Records from a collection

════════════════

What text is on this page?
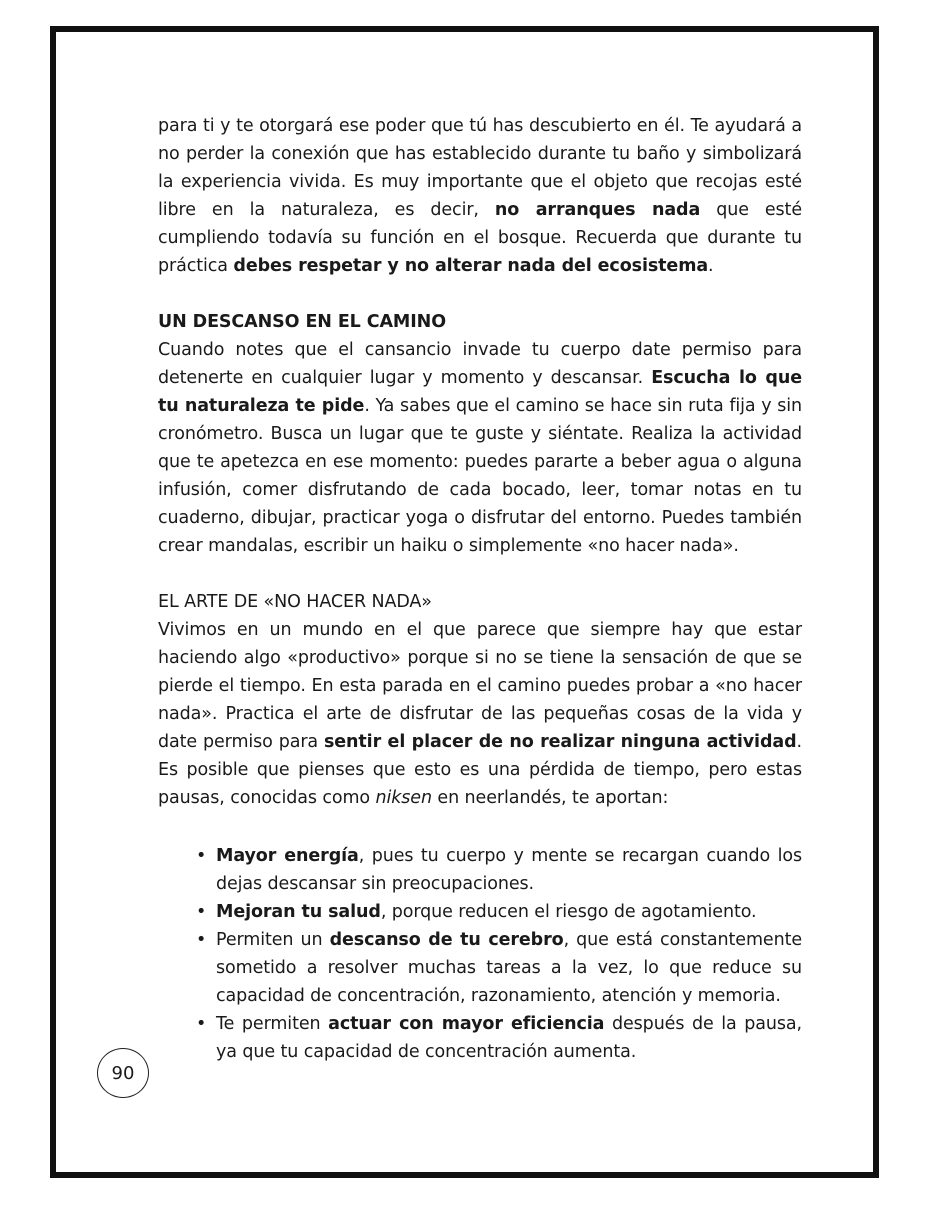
para ti y te otorgará ese poder que tú has descubierto en él. Te ayudará a no perder la conexión que has establecido durante tu baño y simbolizará la experiencia vivida. Es muy importante que el objeto que recojas esté libre en la naturaleza, es decir, no arranques nada que esté cumpliendo todavía su función en el bosque. Recuerda que durante tu práctica debes respetar y no alterar nada del ecosistema.

UN DESCANSO EN EL CAMINO

Cuando notes que el cansancio invade tu cuerpo date permiso para detenerte en cualquier lugar y momento y descansar. Escucha lo que tu naturaleza te pide. Ya sabes que el camino se hace sin ruta fija y sin cronómetro. Busca un lugar que te guste y siéntate. Realiza la actividad que te apetezca en ese momento: puedes pararte a beber agua o alguna infusión, comer disfrutando de cada bocado, leer, tomar notas en tu cuaderno, dibujar, practicar yoga o disfrutar del entorno. Puedes también crear mandalas, escribir un haiku o simplemente «no hacer nada».

EL ARTE DE «NO HACER NADA»

Vivimos en un mundo en el que parece que siempre hay que estar haciendo algo «productivo» porque si no se tiene la sensación de que se pierde el tiempo. En esta parada en el camino puedes probar a «no hacer nada». Practica el arte de disfrutar de las pequeñas cosas de la vida y date permiso para sentir el placer de no realizar ninguna actividad. Es posible que pienses que esto es una pérdida de tiempo, pero estas pausas, conocidas como niksen en neerlandés, te aportan:

• Mayor energía, pues tu cuerpo y mente se recargan cuando los dejas descansar sin preocupaciones.
• Mejoran tu salud, porque reducen el riesgo de agotamiento.
• Permiten un descanso de tu cerebro, que está constantemente sometido a resolver muchas tareas a la vez, lo que reduce su capacidad de concentración, razonamiento, atención y memoria.
• Te permiten actuar con mayor eficiencia después de la pausa, ya que tu capacidad de concentración aumenta.
90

════════════════

> _Prompt_
State the number of lines that contain the string "descansar", with no other words.

> _Correct output_
2